• _Task requirements_
Pull out every line in the data that has the string "Fructe" in it.

* BEGIN Exercise inputs *

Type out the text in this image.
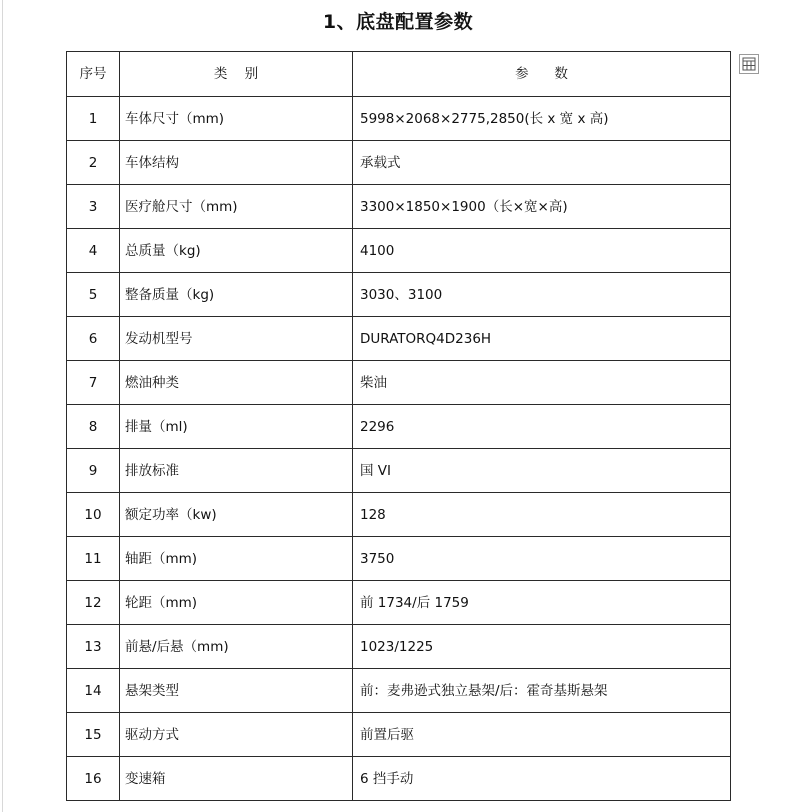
1、底盘配置参数
序号	类    别	参      数
1	车体尺寸（mm)	5998×2068×2775,2850(长 x 宽 x 高)
2	车体结构	承载式
3	医疗舱尺寸（mm)	3300×1850×1900（长×宽×高)
4	总质量（kg)	4100
5	整备质量（kg)	3030、3100
6	发动机型号	DURATORQ4D236H
7	燃油种类	柴油
8	排量（ml)	2296
9	排放标准	国 VI
10	额定功率（kw)	128
11	轴距（mm)	3750
12	轮距（mm)	前 1734/后 1759
13	前悬/后悬（mm)	1023/1225
14	悬架类型	前：麦弗逊式独立悬架/后：霍奇基斯悬架
15	驱动方式	前置后驱
16	变速箱	6 挡手动
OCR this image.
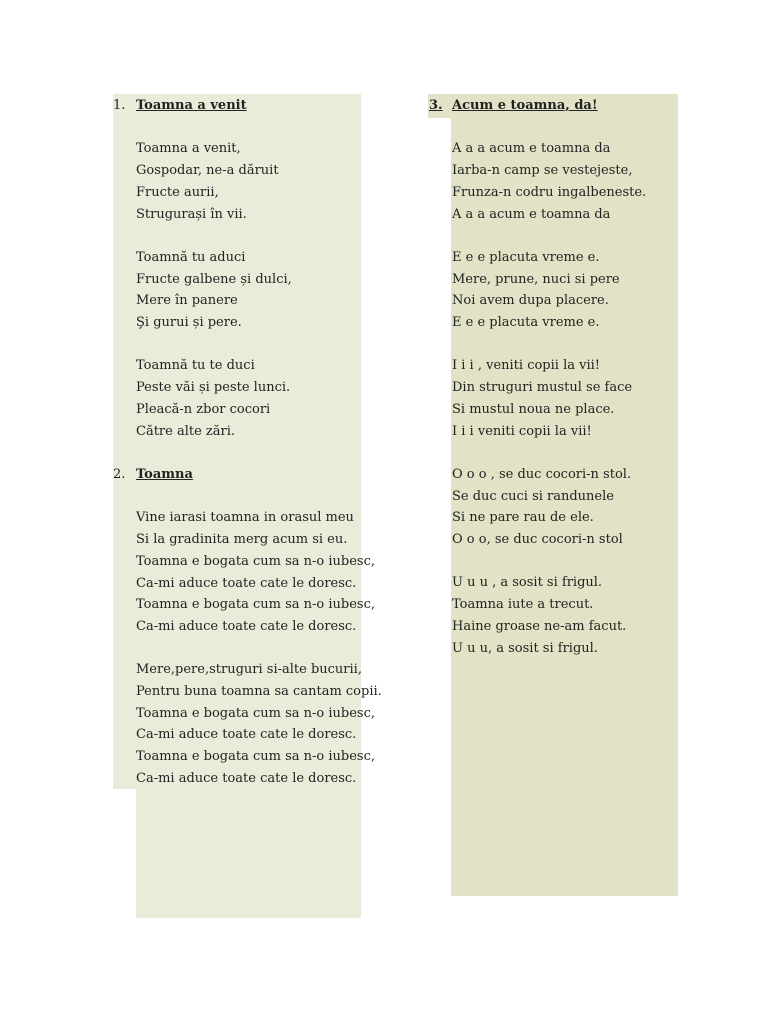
1. Toamna a venit
Toamna a venit,
Gospodar, ne-a dăruit
Fructe aurii,
Strugurași în vii.
Toamnă tu aduci
Fructe galbene și dulci,
Mere în panere
Şi gurui și pere.
Toamnă tu te duci
Peste văi și peste lunci.
Pleacă-n zbor cocori
Către alte zări.
2. Toamna
Vine iarasi toamna in orasul meu
Si la gradinita merg acum si eu.
Toamna e bogata cum sa n-o iubesc,
Ca-mi aduce toate cate le doresc.
Toamna e bogata cum sa n-o iubesc,
Ca-mi aduce toate cate le doresc.
Mere,pere,struguri si-alte bucurii,
Pentru buna toamna sa cantam copii.
Toamna e bogata cum sa n-o iubesc,
Ca-mi aduce toate cate le doresc.
Toamna e bogata cum sa n-o iubesc,
Ca-mi aduce toate cate le doresc.
3. Acum e toamna, da!
A a a acum e toamna da
Iarba-n camp se vestejeste,
Frunza-n codru ingalbeneste.
A a a acum e toamna da
E e e placuta vreme e.
Mere, prune, nuci si pere
Noi avem dupa placere.
E e e placuta vreme e.
I i i , veniti copii la vii!
Din struguri mustul se face
Si mustul noua ne place.
I i i veniti copii la vii!
O o o , se duc cocori-n stol.
Se duc cuci si randunele
Si ne pare rau de ele.
O o o, se duc cocori-n stol
U u u , a sosit si frigul.
Toamna iute a trecut.
Haine groase ne-am facut.
U u u, a sosit si frigul.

* END Exercise inputs *

• _Output_
Fructe aurii,
Fructe galbene și dulci,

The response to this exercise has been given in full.